[Dataset rows about figures]
_____
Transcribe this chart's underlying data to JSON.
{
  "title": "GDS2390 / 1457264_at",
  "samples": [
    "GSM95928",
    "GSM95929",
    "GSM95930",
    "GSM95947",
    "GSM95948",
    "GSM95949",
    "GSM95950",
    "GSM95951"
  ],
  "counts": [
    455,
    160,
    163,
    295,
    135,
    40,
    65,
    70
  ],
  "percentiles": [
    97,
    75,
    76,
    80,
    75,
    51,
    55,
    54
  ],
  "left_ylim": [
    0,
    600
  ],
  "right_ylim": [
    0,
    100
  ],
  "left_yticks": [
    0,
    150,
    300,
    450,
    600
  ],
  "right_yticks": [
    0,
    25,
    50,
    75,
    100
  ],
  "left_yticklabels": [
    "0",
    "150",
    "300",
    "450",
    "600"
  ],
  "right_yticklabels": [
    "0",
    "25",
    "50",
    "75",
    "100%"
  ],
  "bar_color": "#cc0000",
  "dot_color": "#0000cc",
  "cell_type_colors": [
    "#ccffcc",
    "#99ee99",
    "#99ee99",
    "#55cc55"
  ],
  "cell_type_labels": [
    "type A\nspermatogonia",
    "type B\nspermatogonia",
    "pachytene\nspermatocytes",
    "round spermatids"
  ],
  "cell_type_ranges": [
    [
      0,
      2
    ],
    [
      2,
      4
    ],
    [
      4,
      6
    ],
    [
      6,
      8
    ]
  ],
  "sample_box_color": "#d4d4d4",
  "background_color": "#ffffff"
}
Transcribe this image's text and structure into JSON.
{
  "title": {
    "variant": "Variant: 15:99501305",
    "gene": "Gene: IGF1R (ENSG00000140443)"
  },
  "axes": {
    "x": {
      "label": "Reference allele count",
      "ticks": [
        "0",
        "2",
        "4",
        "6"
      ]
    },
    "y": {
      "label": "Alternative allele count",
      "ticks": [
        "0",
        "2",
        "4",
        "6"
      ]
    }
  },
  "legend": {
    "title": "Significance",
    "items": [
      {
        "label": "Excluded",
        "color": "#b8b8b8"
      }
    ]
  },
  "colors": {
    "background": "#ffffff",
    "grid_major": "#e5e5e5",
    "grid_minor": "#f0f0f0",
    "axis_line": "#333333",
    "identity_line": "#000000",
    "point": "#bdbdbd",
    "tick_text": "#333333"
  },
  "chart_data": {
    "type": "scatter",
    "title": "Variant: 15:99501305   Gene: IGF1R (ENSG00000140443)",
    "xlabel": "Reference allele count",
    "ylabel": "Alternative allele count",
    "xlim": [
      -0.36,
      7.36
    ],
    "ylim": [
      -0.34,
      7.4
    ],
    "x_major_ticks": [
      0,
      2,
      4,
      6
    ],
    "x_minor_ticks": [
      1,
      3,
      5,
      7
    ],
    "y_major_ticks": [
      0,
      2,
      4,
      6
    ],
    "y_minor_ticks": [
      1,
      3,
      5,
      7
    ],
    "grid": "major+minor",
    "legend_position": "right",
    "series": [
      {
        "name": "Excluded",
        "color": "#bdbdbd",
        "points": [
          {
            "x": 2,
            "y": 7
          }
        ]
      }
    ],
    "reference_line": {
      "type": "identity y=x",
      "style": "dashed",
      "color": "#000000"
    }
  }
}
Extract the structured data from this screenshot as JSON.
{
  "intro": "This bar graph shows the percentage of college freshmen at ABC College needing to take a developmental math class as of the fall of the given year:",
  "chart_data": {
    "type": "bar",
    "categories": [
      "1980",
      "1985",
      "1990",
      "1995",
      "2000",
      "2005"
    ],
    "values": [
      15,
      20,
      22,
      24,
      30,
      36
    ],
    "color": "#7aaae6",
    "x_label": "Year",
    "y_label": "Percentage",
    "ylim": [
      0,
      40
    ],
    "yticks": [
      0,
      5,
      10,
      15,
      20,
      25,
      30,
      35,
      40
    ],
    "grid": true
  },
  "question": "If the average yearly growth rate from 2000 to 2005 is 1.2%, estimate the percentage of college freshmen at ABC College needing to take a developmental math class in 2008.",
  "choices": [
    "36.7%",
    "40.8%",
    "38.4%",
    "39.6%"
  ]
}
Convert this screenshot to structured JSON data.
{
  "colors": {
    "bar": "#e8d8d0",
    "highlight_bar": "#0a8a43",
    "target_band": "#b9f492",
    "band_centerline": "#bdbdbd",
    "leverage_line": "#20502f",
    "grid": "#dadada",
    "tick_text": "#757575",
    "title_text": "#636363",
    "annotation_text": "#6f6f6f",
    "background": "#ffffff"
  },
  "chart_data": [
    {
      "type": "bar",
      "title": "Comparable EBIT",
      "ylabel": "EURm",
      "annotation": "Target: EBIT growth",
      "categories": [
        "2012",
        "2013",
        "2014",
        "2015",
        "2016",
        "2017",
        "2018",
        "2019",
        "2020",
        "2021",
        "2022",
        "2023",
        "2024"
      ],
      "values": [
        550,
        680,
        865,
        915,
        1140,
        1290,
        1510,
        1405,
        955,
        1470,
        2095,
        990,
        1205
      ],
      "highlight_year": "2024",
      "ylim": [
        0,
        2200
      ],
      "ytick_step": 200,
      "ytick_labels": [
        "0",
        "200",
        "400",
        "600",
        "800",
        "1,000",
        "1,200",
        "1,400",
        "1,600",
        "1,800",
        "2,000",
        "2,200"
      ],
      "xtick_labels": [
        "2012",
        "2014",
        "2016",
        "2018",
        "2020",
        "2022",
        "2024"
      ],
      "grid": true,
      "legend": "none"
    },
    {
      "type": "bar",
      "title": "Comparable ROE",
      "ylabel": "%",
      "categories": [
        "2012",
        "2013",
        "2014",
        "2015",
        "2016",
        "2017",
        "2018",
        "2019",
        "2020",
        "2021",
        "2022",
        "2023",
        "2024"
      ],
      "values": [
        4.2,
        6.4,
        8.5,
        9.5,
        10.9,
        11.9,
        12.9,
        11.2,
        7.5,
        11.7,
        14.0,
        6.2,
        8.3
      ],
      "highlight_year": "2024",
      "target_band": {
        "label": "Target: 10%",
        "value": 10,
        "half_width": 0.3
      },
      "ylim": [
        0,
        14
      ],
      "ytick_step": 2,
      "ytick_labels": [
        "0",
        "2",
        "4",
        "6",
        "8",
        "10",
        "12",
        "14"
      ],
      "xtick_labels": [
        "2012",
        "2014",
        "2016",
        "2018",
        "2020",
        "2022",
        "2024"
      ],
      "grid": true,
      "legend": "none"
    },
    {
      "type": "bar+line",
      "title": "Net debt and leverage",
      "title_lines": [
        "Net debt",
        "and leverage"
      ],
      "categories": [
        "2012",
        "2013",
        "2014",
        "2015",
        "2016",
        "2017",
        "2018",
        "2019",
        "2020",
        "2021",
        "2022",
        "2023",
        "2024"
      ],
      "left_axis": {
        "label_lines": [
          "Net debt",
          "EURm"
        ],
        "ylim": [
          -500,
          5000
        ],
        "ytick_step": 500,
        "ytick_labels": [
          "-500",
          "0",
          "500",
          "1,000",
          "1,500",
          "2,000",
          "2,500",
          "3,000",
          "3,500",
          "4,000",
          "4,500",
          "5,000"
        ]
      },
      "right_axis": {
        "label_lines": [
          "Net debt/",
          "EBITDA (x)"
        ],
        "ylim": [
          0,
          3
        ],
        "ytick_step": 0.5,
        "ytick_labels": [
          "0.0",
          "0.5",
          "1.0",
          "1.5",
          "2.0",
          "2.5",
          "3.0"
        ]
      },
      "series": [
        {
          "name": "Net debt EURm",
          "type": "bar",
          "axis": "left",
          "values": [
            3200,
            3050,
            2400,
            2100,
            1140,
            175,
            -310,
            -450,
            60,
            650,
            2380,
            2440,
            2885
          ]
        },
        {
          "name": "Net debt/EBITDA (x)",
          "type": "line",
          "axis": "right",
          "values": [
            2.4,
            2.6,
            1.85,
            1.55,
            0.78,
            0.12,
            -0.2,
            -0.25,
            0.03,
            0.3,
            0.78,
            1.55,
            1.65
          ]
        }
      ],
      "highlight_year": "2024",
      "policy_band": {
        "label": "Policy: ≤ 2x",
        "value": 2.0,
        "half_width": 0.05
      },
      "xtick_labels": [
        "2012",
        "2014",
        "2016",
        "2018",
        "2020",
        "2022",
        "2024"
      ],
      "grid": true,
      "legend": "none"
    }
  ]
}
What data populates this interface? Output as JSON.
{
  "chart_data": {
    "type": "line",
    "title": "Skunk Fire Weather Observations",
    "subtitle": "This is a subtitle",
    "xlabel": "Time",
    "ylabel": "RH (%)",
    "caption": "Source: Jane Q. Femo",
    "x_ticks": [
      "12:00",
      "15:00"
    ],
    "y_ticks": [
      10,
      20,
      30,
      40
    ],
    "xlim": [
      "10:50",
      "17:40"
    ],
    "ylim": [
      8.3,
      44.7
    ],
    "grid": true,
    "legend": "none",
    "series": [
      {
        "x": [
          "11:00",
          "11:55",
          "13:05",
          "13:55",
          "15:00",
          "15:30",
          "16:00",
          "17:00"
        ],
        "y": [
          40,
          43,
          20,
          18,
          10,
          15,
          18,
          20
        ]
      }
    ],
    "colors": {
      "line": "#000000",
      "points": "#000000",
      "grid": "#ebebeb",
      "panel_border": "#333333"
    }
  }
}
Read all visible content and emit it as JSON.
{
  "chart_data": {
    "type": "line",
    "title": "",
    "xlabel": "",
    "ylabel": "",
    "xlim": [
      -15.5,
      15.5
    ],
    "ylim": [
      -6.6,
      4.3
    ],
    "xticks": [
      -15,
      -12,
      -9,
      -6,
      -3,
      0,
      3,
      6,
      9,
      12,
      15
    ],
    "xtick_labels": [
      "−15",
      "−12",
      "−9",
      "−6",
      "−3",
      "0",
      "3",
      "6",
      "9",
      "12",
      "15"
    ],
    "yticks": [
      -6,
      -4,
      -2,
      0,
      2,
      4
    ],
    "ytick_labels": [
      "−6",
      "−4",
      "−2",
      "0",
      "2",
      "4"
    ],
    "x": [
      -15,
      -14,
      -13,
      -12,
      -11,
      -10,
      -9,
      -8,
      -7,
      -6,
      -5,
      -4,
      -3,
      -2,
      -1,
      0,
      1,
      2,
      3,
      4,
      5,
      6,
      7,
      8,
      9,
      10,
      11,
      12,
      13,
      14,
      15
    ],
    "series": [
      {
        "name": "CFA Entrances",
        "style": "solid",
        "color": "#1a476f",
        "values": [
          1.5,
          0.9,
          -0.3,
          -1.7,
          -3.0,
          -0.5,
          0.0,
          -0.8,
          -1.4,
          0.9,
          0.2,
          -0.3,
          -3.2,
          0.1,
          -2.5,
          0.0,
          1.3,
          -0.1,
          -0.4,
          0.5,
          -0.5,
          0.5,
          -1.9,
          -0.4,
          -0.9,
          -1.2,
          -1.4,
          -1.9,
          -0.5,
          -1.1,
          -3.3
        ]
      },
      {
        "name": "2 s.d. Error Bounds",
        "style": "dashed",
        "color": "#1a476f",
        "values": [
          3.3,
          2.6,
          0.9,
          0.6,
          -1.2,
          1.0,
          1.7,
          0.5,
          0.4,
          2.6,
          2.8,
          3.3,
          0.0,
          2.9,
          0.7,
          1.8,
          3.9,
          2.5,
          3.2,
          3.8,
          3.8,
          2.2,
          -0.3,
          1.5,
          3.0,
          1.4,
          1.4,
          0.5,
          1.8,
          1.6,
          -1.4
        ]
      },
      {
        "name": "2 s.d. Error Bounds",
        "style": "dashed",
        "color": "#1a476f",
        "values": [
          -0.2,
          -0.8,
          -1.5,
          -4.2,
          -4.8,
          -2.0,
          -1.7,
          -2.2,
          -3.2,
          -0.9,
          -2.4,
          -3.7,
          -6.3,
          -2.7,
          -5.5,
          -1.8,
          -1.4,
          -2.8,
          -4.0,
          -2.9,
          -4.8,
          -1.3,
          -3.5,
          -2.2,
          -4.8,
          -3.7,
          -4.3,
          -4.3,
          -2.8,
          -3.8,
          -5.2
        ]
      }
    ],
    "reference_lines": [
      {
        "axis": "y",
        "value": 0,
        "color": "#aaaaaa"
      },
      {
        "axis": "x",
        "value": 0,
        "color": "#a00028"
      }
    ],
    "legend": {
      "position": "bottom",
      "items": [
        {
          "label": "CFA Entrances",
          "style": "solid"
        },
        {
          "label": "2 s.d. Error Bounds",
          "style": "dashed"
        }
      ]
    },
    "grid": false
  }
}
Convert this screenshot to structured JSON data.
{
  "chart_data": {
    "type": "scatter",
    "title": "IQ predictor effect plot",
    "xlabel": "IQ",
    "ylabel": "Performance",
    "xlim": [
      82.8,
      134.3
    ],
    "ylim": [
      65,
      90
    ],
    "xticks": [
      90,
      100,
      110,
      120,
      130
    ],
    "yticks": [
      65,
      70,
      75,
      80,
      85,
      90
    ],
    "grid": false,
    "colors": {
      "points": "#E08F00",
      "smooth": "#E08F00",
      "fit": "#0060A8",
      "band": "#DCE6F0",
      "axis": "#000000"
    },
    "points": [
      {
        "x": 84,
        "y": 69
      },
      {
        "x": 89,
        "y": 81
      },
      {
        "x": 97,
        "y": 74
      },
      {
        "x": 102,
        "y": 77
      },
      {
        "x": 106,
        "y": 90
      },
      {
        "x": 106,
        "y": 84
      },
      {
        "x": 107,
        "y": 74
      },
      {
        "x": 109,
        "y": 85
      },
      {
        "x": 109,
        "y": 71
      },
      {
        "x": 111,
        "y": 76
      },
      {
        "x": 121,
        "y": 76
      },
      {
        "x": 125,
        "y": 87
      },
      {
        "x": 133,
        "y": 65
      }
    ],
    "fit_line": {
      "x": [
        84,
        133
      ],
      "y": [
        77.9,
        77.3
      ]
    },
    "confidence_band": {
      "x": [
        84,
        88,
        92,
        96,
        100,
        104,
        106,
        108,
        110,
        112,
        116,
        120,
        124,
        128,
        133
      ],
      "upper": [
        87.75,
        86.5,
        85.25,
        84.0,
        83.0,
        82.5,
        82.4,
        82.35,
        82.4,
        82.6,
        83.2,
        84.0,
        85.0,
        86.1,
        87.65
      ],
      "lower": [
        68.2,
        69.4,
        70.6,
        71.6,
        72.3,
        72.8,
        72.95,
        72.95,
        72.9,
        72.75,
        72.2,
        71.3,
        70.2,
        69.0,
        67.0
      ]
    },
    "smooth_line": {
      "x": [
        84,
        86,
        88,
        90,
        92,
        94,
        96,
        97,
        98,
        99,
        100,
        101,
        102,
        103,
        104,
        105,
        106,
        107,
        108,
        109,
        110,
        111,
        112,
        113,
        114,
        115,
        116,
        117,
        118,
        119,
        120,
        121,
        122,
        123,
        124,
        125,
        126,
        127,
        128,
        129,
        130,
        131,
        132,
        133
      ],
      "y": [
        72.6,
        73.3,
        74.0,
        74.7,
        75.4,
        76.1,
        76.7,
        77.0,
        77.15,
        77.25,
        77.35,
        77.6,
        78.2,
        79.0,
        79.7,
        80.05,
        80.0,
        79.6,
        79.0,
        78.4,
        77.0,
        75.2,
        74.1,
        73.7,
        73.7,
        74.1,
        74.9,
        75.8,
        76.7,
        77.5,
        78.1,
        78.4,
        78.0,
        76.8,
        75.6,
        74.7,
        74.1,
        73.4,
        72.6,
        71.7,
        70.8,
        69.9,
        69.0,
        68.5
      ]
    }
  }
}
_____
Problem:
Scan the lines for the string "bdbdbd". Pick out every line that has it.

The answer:
    "point": "#bdbdbd",
        "color": "#bdbdbd",
    "band_centerline": "#bdbdbd",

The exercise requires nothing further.